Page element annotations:
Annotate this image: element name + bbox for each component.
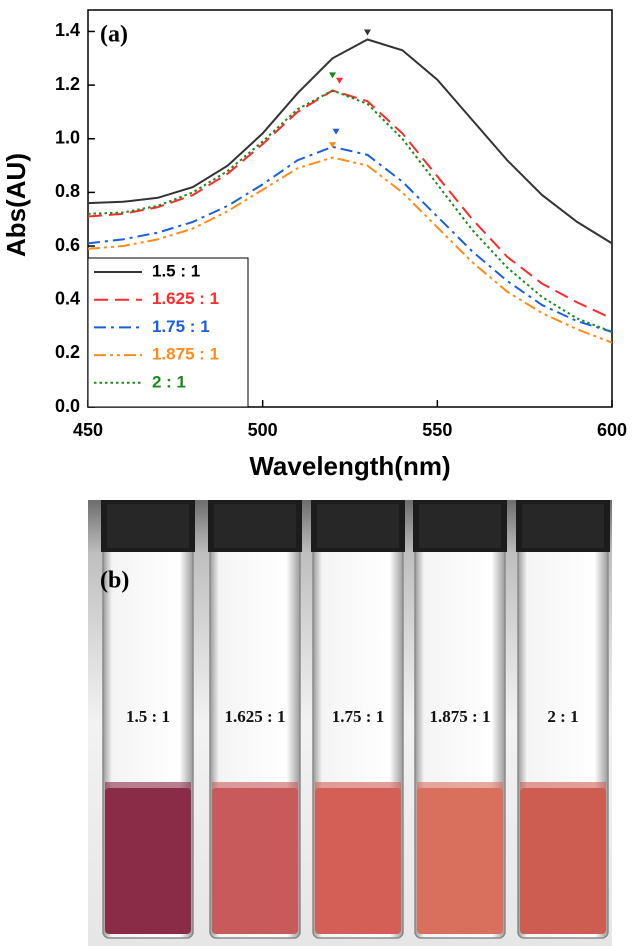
vial-liquid (520, 788, 606, 934)
vial-cap-ridge (522, 504, 604, 548)
vial-cap-ridge (419, 504, 501, 548)
legend-label: 1.75 : 1 (152, 317, 210, 336)
vial-liquid (212, 788, 298, 934)
vial-meniscus (417, 782, 503, 792)
y-tick-label: 0.2 (55, 342, 80, 362)
y-tick-label: 1.0 (55, 128, 80, 148)
peak-marker (329, 142, 337, 149)
photo: 1.5 : 1 1.625 : 1 1.75 : 1 1.875 : 1 2 : 1 (88, 500, 612, 946)
x-tick-label: 450 (73, 420, 103, 440)
peak-marker (363, 29, 371, 36)
x-axis-label: Wavelength(nm) (249, 451, 450, 481)
vial-liquid (417, 788, 503, 934)
vial-label: 1.625 : 1 (225, 707, 286, 726)
vial-cap-ridge (107, 504, 189, 548)
vial-cap-ridge (317, 504, 399, 548)
legend-label: 1.625 : 1 (152, 289, 219, 308)
y-tick-label: 0.0 (55, 396, 80, 416)
legend-label: 1.5 : 1 (152, 261, 200, 280)
vial-meniscus (105, 782, 191, 792)
series-line (87, 89, 613, 333)
y-tick-label: 1.4 (55, 20, 80, 40)
legend-label: 1.875 : 1 (152, 345, 219, 364)
vial-meniscus (315, 782, 401, 792)
vial-meniscus (212, 782, 298, 792)
vial-label: 2 : 1 (547, 707, 578, 726)
legend-label: 2 : 1 (152, 372, 186, 391)
peak-marker (336, 77, 344, 84)
vial-liquid (105, 788, 191, 934)
x-tick-label: 550 (422, 420, 452, 440)
peak-marker (329, 72, 337, 79)
legend-box (87, 257, 249, 408)
legend: 1.5 : 1 1.625 : 1 1.75 : 1 1.875 : 1 2 : 1 (87, 257, 249, 408)
vial-label: 1.875 : 1 (430, 707, 491, 726)
y-axis-label: Abs(AU) (1, 153, 31, 257)
x-tick-label: 600 (597, 420, 627, 440)
y-tick-label: 0.6 (55, 235, 80, 255)
y-tick-label: 1.2 (55, 74, 80, 94)
vial-liquid (315, 788, 401, 934)
plot-frame (87, 9, 613, 408)
vial-label: 1.5 : 1 (126, 707, 170, 726)
y-tick-label: 0.4 (55, 288, 80, 308)
photo-panel-label: (b) (100, 568, 129, 594)
series-line (87, 145, 613, 333)
vial-label: 1.75 : 1 (332, 707, 384, 726)
panel-label: (a) (100, 22, 128, 48)
peak-marker (332, 128, 340, 135)
vial-cap-ridge (214, 504, 296, 548)
series-line (87, 89, 613, 320)
series-line (87, 38, 613, 245)
y-tick-label: 0.8 (55, 181, 80, 201)
vial-meniscus (520, 782, 606, 792)
x-tick-label: 500 (248, 420, 278, 440)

> WRITTEN PROBLEM: Convert each line of the material above into a string in a single JSON list, skipping blank lines and leaving the pictures out.

> EXERCISE RESPONSE:
[
  "Annotate this image: element name + bbox for each component.",
  "vial-liquid (520, 788, 606, 934)",
  "vial-cap-ridge (522, 504, 604, 548)",
  "vial-cap-ridge (419, 504, 501, 548)",
  "legend-label: 1.75 : 1 (152, 317, 210, 336)",
  "vial-liquid (212, 788, 298, 934)",
  "vial-meniscus (417, 782, 503, 792)",
  "y-tick-label: 0.2 (55, 342, 80, 362)",
  "y-tick-label: 1.0 (55, 128, 80, 148)",
  "peak-marker (329, 142, 337, 149)",
  "photo: 1.5 : 1 1.625 : 1 1.75 : 1 1.875 : 1 2 : 1 (88, 500, 612, 946)",
  "x-tick-label: 450 (73, 420, 103, 440)",
  "peak-marker (363, 29, 371, 36)",
  "x-axis-label: Wavelength(nm) (249, 451, 450, 481)",
  "vial-liquid (417, 788, 503, 934)",
  "vial-label: 1.625 : 1 (225, 707, 286, 726)",
  "vial-cap-ridge (107, 504, 189, 548)",
  "vial-cap-ridge (317, 504, 399, 548)",
  "legend-label: 1.625 : 1 (152, 289, 219, 308)",
  "y-tick-label: 0.0 (55, 396, 80, 416)",
  "legend-label: 1.5 : 1 (152, 261, 200, 280)",
  "vial-meniscus (105, 782, 191, 792)",
  "series-line (87, 89, 613, 333)",
  "y-tick-label: 1.4 (55, 20, 80, 40)",
  "legend-label: 1.875 : 1 (152, 345, 219, 364)",
  "vial-meniscus (315, 782, 401, 792)",
  "vial-meniscus (212, 782, 298, 792)",
  "vial-label: 2 : 1 (547, 707, 578, 726)",
  "legend-label: 2 : 1 (152, 372, 186, 391)",
  "peak-marker (336, 77, 344, 84)",
  "vial-liquid (105, 788, 191, 934)",
  "x-tick-label: 550 (422, 420, 452, 440)",
  "peak-marker (329, 72, 337, 79)",
  "legend-box (87, 257, 249, 408)",
  "legend: 1.5 : 1 1.625 : 1 1.75 : 1 1.875 : 1 2 : 1 (87, 257, 249, 408)",
  "vial-label: 1.875 : 1 (430, 707, 491, 726)",
  "y-axis-label: Abs(AU) (1, 153, 31, 257)",
  "x-tick-label: 600 (597, 420, 627, 440)",
  "y-tick-label: 0.6 (55, 235, 80, 255)",
  "y-tick-label: 1.2 (55, 74, 80, 94)",
  "vial-liquid (315, 788, 401, 934)",
  "plot-frame (87, 9, 613, 408)",
  "vial-label: 1.5 : 1 (126, 707, 170, 726)",
  "y-tick-label: 0.4 (55, 288, 80, 308)",
  "photo-panel-label: (b) (100, 568, 129, 594)",
  "series-line (87, 145, 613, 333)",
  "vial-label: 1.75 : 1 (332, 707, 384, 726)",
  "panel-label: (a) (100, 22, 128, 48)",
  "peak-marker (332, 128, 340, 135)",
  "vial-cap-ridge (214, 504, 296, 548)",
  "series-line (87, 89, 613, 320)",
  "series-line (87, 38, 613, 245)",
  "y-tick-label: 0.8 (55, 181, 80, 201)",
  "vial-meniscus (520, 782, 606, 792)",
  "x-tick-label: 500 (248, 420, 278, 440)"
]